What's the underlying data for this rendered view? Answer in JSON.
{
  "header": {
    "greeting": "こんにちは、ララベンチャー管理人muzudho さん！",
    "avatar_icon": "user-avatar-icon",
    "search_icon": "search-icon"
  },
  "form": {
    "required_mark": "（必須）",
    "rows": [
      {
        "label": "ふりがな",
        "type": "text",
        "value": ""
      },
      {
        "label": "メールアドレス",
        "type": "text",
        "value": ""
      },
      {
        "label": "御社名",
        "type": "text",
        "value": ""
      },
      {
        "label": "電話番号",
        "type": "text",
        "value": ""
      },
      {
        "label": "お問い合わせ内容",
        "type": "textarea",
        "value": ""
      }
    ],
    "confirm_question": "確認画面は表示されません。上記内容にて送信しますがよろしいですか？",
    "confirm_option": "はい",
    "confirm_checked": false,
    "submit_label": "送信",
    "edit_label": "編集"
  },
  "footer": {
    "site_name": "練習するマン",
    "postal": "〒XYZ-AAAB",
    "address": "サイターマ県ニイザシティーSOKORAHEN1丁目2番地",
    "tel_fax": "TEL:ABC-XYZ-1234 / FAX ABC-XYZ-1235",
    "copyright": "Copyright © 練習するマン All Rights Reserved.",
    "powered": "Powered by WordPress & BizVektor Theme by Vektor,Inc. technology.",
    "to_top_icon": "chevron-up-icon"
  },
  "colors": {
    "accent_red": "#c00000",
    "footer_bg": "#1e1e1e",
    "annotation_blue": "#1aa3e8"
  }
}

**WHAT IS REQUIRED:** Leave out every line without the string "icon" and copy the rest.

**THE COMPLETED TASK:**
    "avatar_icon": "user-avatar-icon",
    "search_icon": "search-icon"
    "to_top_icon": "chevron-up-icon"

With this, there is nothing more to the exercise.